## start Extracted material

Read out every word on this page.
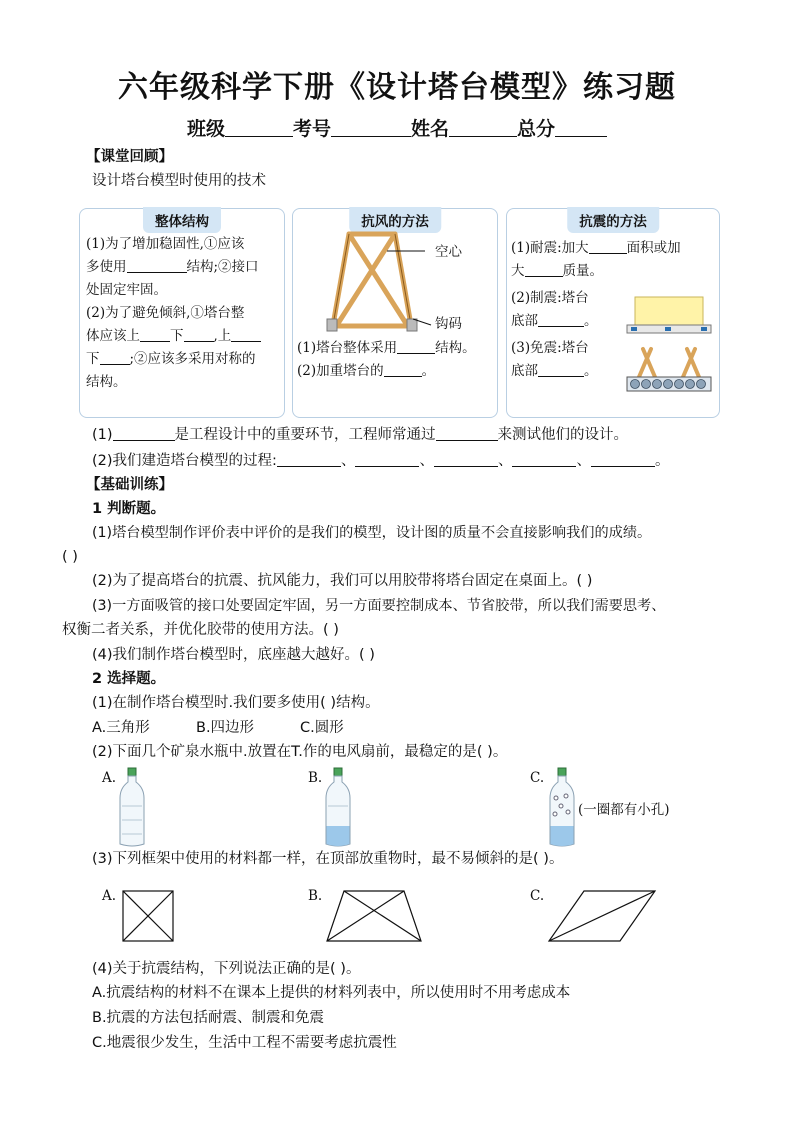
六年级科学下册《设计塔台模型》练习题
班级	考号	姓名	总分
【课堂回顾】
设计塔台模型时使用的技术
整体结构
(1)为了增加稳固性,①应该
多使用	结构;②接口
处固定牢固。
(2)为了避免倾斜,①塔台整
体应该上 下 ,上
下 ;②应该多采用对称的
结构。
抗风的方法
空心
钩码
(1)塔台整体采用	结构。
(2)加重塔台的	。
抗震的方法
(1)耐震:加大	面积或加
大	质量。
(2)制震:塔台
底部	。
(3)免震:塔台
底部	。
(1)	是工程设计中的重要环节，工程师常通过	来测试他们的设计。
(2)我们建造塔台模型的过程:	、	、	、	、	。
【基础训练】
1 判断题。
(1)塔台模型制作评价表中评价的是我们的模型，设计图的质量不会直接影响我们的成绩。
( )
(2)为了提高塔台的抗震、抗风能力，我们可以用胶带将塔台固定在桌面上。( )
(3)一方面吸管的接口处要固定牢固，另一方面要控制成本、节省胶带，所以我们需要思考、
权衡二者关系，并优化胶带的使用方法。( )
(4)我们制作塔台模型时，底座越大越好。( )
2 选择题。
(1)在制作塔台模型时.我们要多使用( )结构。
A.三角形	B.四边形	C.圆形
(2)下面几个矿泉水瓶中.放置在T.作的电风扇前，最稳定的是( )。
A.	B.	C.
(一圈都有小孔)
(3)下列框架中使用的材料都一样，在顶部放重物时，最不易倾斜的是( )。
A.	B.	C.
(4)关于抗震结构，下列说法正确的是( )。
A.抗震结构的材料不在课本上提供的材料列表中，所以使用时不用考虑成本
B.抗震的方法包括耐震、制震和免震
C.地震很少发生，生活中工程不需要考虑抗震性
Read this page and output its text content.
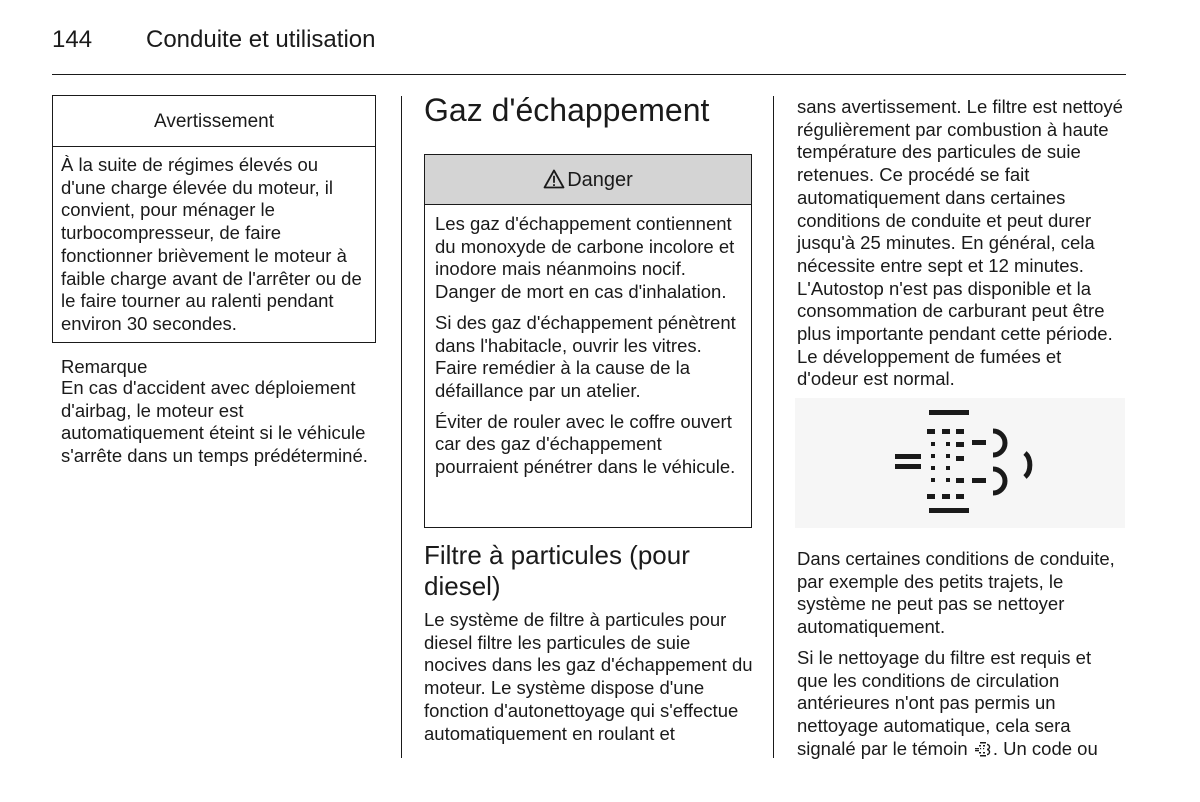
144 Conduite et utilisation
Avertissement
À la suite de régimes élevés ou d'une charge élevée du moteur, il convient, pour ménager le turbocompresseur, de faire fonctionner brièvement le moteur à faible charge avant de l'arrêter ou de le faire tourner au ralenti pendant environ 30 secondes.
Remarque
En cas d'accident avec déploiement d'airbag, le moteur est automatiquement éteint si le véhicule s'arrête dans un temps prédéterminé.
Gaz d'échappement
Danger

Les gaz d'échappement contiennent du monoxyde de carbone incolore et inodore mais néanmoins nocif. Danger de mort en cas d'inhalation.

Si des gaz d'échappement pénètrent dans l'habitacle, ouvrir les vitres. Faire remédier à la cause de la défaillance par un atelier.

Éviter de rouler avec le coffre ouvert car des gaz d'échappement pourraient pénétrer dans le véhicule.

Filtre à particules (pour diesel)
Le système de filtre à particules pour diesel filtre les particules de suie nocives dans les gaz d'échappement du moteur. Le système dispose d'une fonction d'autonettoyage qui s'effectue automatiquement en roulant et
sans avertissement. Le filtre est nettoyé régulièrement par combustion à haute température des particules de suie retenues. Ce procédé se fait automatiquement dans certaines conditions de conduite et peut durer jusqu'à 25 minutes. En général, cela nécessite entre sept et 12 minutes. L'Autostop n'est pas disponible et la consommation de carburant peut être plus importante pendant cette période. Le développement de fumées et d'odeur est normal.

Dans certaines conditions de conduite, par exemple des petits trajets, le système ne peut pas se nettoyer automatiquement.

Si le nettoyage du filtre est requis et que les conditions de circulation antérieures n'ont pas permis un nettoyage automatique, cela sera signalé par le témoin . Un code ou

## end Extracted material

Copy out all the records exactly, excluding pictures.

Read out every word on this page.
六年级科学下册《设计塔台模型》练习题
班级	考号	姓名	总分
【课堂回顾】
设计塔台模型时使用的技术
整体结构
(1)为了增加稳固性,①应该
多使用	结构;②接口
处固定牢固。
(2)为了避免倾斜,①塔台整
体应该上 下 ,上
下 ;②应该多采用对称的
结构。
抗风的方法
空心
钩码
(1)塔台整体采用	结构。
(2)加重塔台的	。
抗震的方法
(1)耐震:加大	面积或加
大	质量。
(2)制震:塔台
底部	。
(3)免震:塔台
底部	。
(1)	是工程设计中的重要环节，工程师常通过	来测试他们的设计。
(2)我们建造塔台模型的过程:	、	、	、	、	。
【基础训练】
1 判断题。
(1)塔台模型制作评价表中评价的是我们的模型，设计图的质量不会直接影响我们的成绩。
( )
(2)为了提高塔台的抗震、抗风能力，我们可以用胶带将塔台固定在桌面上。( )
(3)一方面吸管的接口处要固定牢固，另一方面要控制成本、节省胶带，所以我们需要思考、
权衡二者关系，并优化胶带的使用方法。( )
(4)我们制作塔台模型时，底座越大越好。( )
2 选择题。
(1)在制作塔台模型时.我们要多使用( )结构。
A.三角形	B.四边形	C.圆形
(2)下面几个矿泉水瓶中.放置在T.作的电风扇前，最稳定的是( )。
A.	B.	C.
(一圈都有小孔)
(3)下列框架中使用的材料都一样，在顶部放重物时，最不易倾斜的是( )。
A.	B.	C.
(4)关于抗震结构，下列说法正确的是( )。
A.抗震结构的材料不在课本上提供的材料列表中，所以使用时不用考虑成本
B.抗震的方法包括耐震、制震和免震
C.地震很少发生，生活中工程不需要考虑抗震性
Read this page and output its text content.
144 Conduite et utilisation
Avertissement
À la suite de régimes élevés ou d'une charge élevée du moteur, il convient, pour ménager le turbocompresseur, de faire fonctionner brièvement le moteur à faible charge avant de l'arrêter ou de le faire tourner au ralenti pendant environ 30 secondes.
Remarque
En cas d'accident avec déploiement d'airbag, le moteur est automatiquement éteint si le véhicule s'arrête dans un temps prédéterminé.
Gaz d'échappement
Danger

Les gaz d'échappement contiennent du monoxyde de carbone incolore et inodore mais néanmoins nocif. Danger de mort en cas d'inhalation.

Si des gaz d'échappement pénètrent dans l'habitacle, ouvrir les vitres. Faire remédier à la cause de la défaillance par un atelier.

Éviter de rouler avec le coffre ouvert car des gaz d'échappement pourraient pénétrer dans le véhicule.

Filtre à particules (pour diesel)
Le système de filtre à particules pour diesel filtre les particules de suie nocives dans les gaz d'échappement du moteur. Le système dispose d'une fonction d'autonettoyage qui s'effectue automatiquement en roulant et
sans avertissement. Le filtre est nettoyé régulièrement par combustion à haute température des particules de suie retenues. Ce procédé se fait automatiquement dans certaines conditions de conduite et peut durer jusqu'à 25 minutes. En général, cela nécessite entre sept et 12 minutes. L'Autostop n'est pas disponible et la consommation de carburant peut être plus importante pendant cette période. Le développement de fumées et d'odeur est normal.

Dans certaines conditions de conduite, par exemple des petits trajets, le système ne peut pas se nettoyer automatiquement.

Si le nettoyage du filtre est requis et que les conditions de circulation antérieures n'ont pas permis un nettoyage automatique, cela sera signalé par le témoin . Un code ou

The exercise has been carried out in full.